What you need to do
[1] In the forum thread about fears, how tall were the towers rockymtnchief has climbed?
[2] Print the forum thread about fears word for word, starting with "Getting pulled over" and going on through "all that firepower.".

Provided passage
Im with you, Spiders freak me out, And needless to say here in fla there everywhere.

----------


## Badawg

Getting pulled over by "the Man". Never fails to make my heart race! Even an "almost" will do it for me. I have had some bad experiences with cops in the past. Had one even stomp on my fingers, Had one threaten to arrest me for helping a stabbing victim... So there is no love there.

----------


## sniperfx

> NOT events, Name things that scare the puppy poop out of you, Physical real things that make your blood run cold.
> 
> Military Rotary Aircraft, like Blackhawks......I hide in the bushes like a little mouse when they fly directly overhead. I have been working on Manning-up, and standing in the open meadow when they fly overhead, but my heart is pounding.
> Not the little re-con birds. The big huge gunships. There is something about their being able to stop overhead, and all that firepower.


rogue cops and men in black!

----------


## Riverrat

Planes, don't mind the small ones, but hate the big ones.

----------


## SARKY

Cops, at least here in the urban/inner city area, they are as out of control as the street thugs! Most of you must have heard about the bart cop shooting a guy in the back here in Oakland. If you get a chance check out the youtube video...... that will give you a serious pucker factor!

----------


## rockymtnchief

I've climbed 200' towers before and it didn't bother me. But put me next to a 200' straight down cliff with nothing to hold onto and I'll get the eebie-jeebies.

Dataset records
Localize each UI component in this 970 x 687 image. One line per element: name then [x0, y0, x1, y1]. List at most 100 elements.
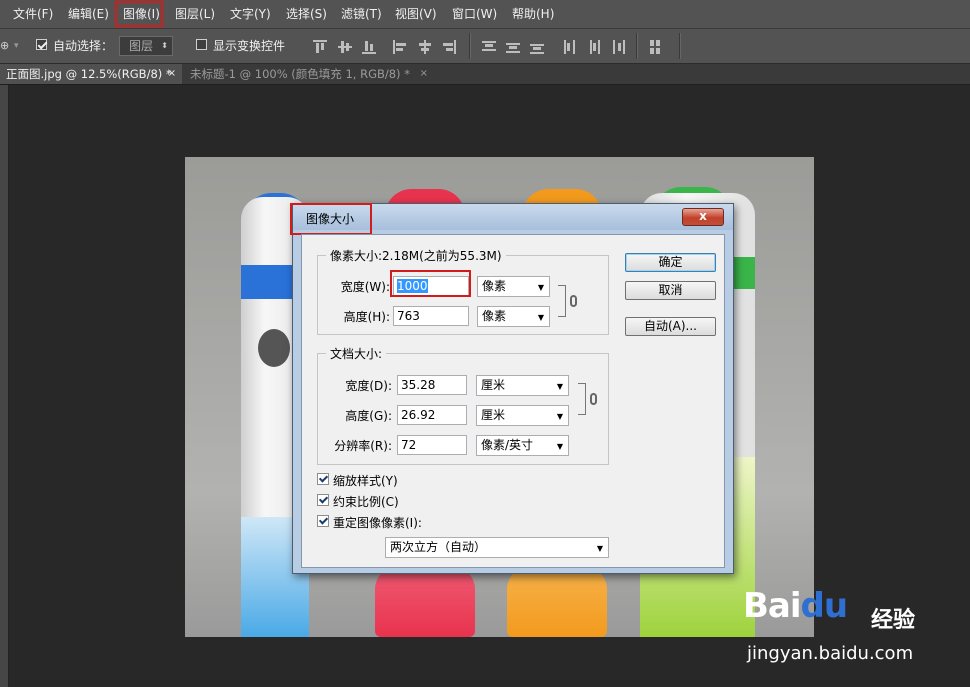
dialog-titlebar[interactable]: 图像大小 x — [290, 203, 733, 235]
menu-type[interactable]: 文字(Y) — [230, 0, 271, 28]
tab-untitled[interactable]: 未标题-1 @ 100% (颜色填充 1, RGB/8) * × — [184, 64, 434, 84]
pixel-dimensions-legend: 像素大小:2.18M(之前为55.3M) — [326, 247, 506, 264]
pixel-width-label: 宽度(W): — [340, 280, 390, 294]
cancel-button[interactable]: 取消 — [625, 281, 716, 300]
toolbar-separator — [469, 33, 471, 59]
pixel-chain-bracket — [558, 285, 566, 317]
show-transform-checkbox[interactable] — [196, 39, 207, 50]
resolution-unit-select[interactable]: 像素/英寸 ▼ — [476, 435, 569, 456]
scale-styles-label: 缩放样式(Y) — [333, 474, 398, 488]
toolbar-separator — [636, 33, 638, 59]
auto-button[interactable]: 自动(A)... — [625, 317, 716, 336]
tab-front-image[interactable]: 正面图.jpg @ 12.5%(RGB/8) * × — [0, 64, 182, 84]
constrain-link-icon — [590, 393, 597, 405]
close-icon[interactable]: × — [168, 64, 176, 84]
doc-width-value: 35.28 — [401, 378, 436, 392]
move-tool-icon[interactable]: ⊕ — [0, 29, 9, 63]
dialog-client-area: 像素大小:2.18M(之前为55.3M) 宽度(W): 1000 像素 ▼ 高度(… — [301, 234, 725, 568]
baidu-jingyan-watermark: Baidu 经验 jingyan.baidu.com — [743, 586, 923, 676]
constrain-link-icon — [570, 295, 577, 307]
tool-preset-arrow-icon[interactable]: ▾ — [14, 29, 19, 63]
show-transform-label: 显示变换控件 — [213, 39, 286, 53]
doc-width-unit: 厘米 — [481, 378, 506, 392]
menu-window[interactable]: 窗口(W) — [452, 0, 497, 28]
auto-select-checkbox[interactable] — [36, 39, 47, 50]
document-size-legend: 文档大小: — [326, 345, 387, 362]
distribute-right-icon[interactable] — [611, 40, 625, 54]
menu-file[interactable]: 文件(F) — [13, 0, 53, 28]
width-input-highlight — [390, 270, 471, 297]
document-tab-bar: 正面图.jpg @ 12.5%(RGB/8) * × 未标题-1 @ 100% … — [0, 64, 970, 85]
ok-button[interactable]: 确定 — [625, 253, 716, 272]
pixel-width-unit: 像素 — [482, 279, 507, 293]
resample-method-select[interactable]: 两次立方（自动） ▼ — [385, 537, 609, 558]
bottle-band-green — [734, 257, 755, 289]
auto-select-target-value: 图层 — [129, 39, 154, 53]
logo-du: du — [800, 586, 849, 626]
doc-height-unit-select[interactable]: 厘米 ▼ — [476, 405, 569, 426]
menu-filter[interactable]: 滤镜(T) — [341, 0, 382, 28]
resolution-unit: 像素/英寸 — [481, 438, 534, 452]
auto-align-layers-icon[interactable] — [650, 40, 664, 54]
resample-label: 重定图像像素(I): — [333, 516, 422, 530]
menu-view[interactable]: 视图(V) — [395, 0, 437, 28]
dropdown-arrow-icon: ▼ — [556, 412, 563, 421]
align-hcenter-icon[interactable] — [418, 40, 432, 54]
align-vcenter-icon[interactable] — [338, 40, 352, 54]
pixel-height-input[interactable]: 763 — [393, 306, 469, 326]
scale-styles-checkbox[interactable] — [317, 473, 329, 485]
constrain-proportions-label: 约束比例(C) — [333, 495, 399, 509]
dropdown-arrow-icon: ▼ — [537, 313, 544, 322]
distribute-bottom-icon[interactable] — [530, 40, 544, 54]
baidu-logo: Baidu — [743, 586, 849, 626]
resolution-input[interactable]: 72 — [397, 435, 467, 455]
align-bottom-icon[interactable] — [362, 40, 376, 54]
pixel-width-unit-select[interactable]: 像素 ▼ — [477, 276, 550, 297]
doc-height-input[interactable]: 26.92 — [397, 405, 467, 425]
doc-width-unit-select[interactable]: 厘米 ▼ — [476, 375, 569, 396]
distribute-vcenter-icon[interactable] — [506, 40, 520, 54]
align-left-icon[interactable] — [393, 40, 407, 54]
bottle-red — [375, 567, 475, 637]
close-icon[interactable]: × — [420, 64, 428, 84]
resample-method-value: 两次立方（自动） — [390, 540, 487, 554]
resample-checkbox[interactable] — [317, 515, 329, 527]
distribute-top-icon[interactable] — [482, 40, 496, 54]
pixel-height-label: 高度(H): — [343, 310, 390, 324]
align-right-icon[interactable] — [442, 40, 456, 54]
menu-image-highlight — [115, 1, 163, 27]
moon-graphic — [258, 329, 290, 367]
distribute-left-icon[interactable] — [563, 40, 577, 54]
menu-help[interactable]: 帮助(H) — [512, 0, 554, 28]
menu-edit[interactable]: 编辑(E) — [68, 0, 109, 28]
dropdown-arrow-icon: ▼ — [596, 544, 603, 553]
menu-select[interactable]: 选择(S) — [286, 0, 327, 28]
logo-bai: Bai — [743, 586, 802, 626]
auto-select-label: 自动选择： — [53, 39, 114, 53]
watermark-url: jingyan.baidu.com — [747, 643, 914, 664]
align-top-icon[interactable] — [313, 40, 327, 54]
tab-label: 正面图.jpg @ 12.5%(RGB/8) * — [6, 67, 172, 81]
dialog-close-button[interactable]: x — [682, 208, 724, 226]
distribute-hcenter-icon[interactable] — [587, 40, 601, 54]
toolbar-separator — [679, 33, 681, 59]
resolution-value: 72 — [401, 438, 417, 452]
tab-label: 未标题-1 @ 100% (颜色填充 1, RGB/8) * — [190, 67, 410, 81]
doc-height-label: 高度(G): — [345, 409, 392, 423]
menu-bar: 文件(F) 编辑(E) 图像(I) 图层(L) 文字(Y) 选择(S) 滤镜(T… — [0, 0, 970, 29]
resolution-label: 分辨率(R): — [334, 439, 392, 453]
pixel-height-unit: 像素 — [482, 309, 507, 323]
doc-width-input[interactable]: 35.28 — [397, 375, 467, 395]
jingyan-text: 经验 — [871, 608, 916, 633]
constrain-proportions-checkbox[interactable] — [317, 494, 329, 506]
auto-select-target-dropdown[interactable]: 图层 ⬍ — [119, 36, 173, 56]
bottle-orange — [507, 567, 607, 637]
dropdown-arrow-icon: ▼ — [537, 283, 544, 292]
image-size-dialog: 图像大小 x 像素大小:2.18M(之前为55.3M) 宽度(W): 1000 … — [290, 203, 734, 574]
doc-chain-bracket — [578, 383, 586, 415]
stepper-icon: ⬍ — [161, 41, 168, 50]
doc-width-label: 宽度(D): — [345, 379, 392, 393]
tools-panel-edge — [0, 85, 9, 687]
menu-layer[interactable]: 图层(L) — [175, 0, 215, 28]
pixel-height-unit-select[interactable]: 像素 ▼ — [477, 306, 550, 327]
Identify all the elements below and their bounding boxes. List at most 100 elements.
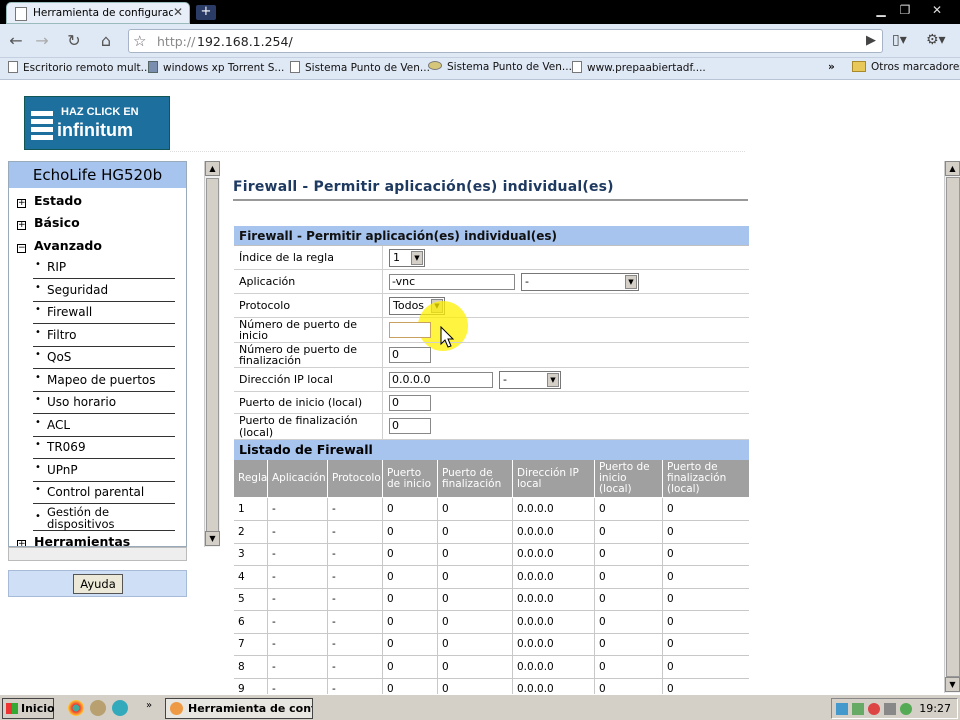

Completed exercise
[1] 200 feet.

[2]
Getting pulled over by "the Man". Never fails to make my heart race! Even an "almost" will do it for me. I have had some bad experiences with cops in the past. Had one even stomp on my fingers, Had one threaten to arrest me for helping a stabbing victim... So there is no love there.

----------


## sniperfx

> NOT events, Name things that scare the puppy poop out of you, Physical real things that make your blood run cold.
> 
> Military Rotary Aircraft, like Blackhawks......I hide in the bushes like a little mouse when they fly directly overhead. I have been working on Manning-up, and standing in the open meadow when they fly overhead, but my heart is pounding.
> Not the little re-con birds. The big huge gunships. There is something about their being able to stop overhead, and all that firepower.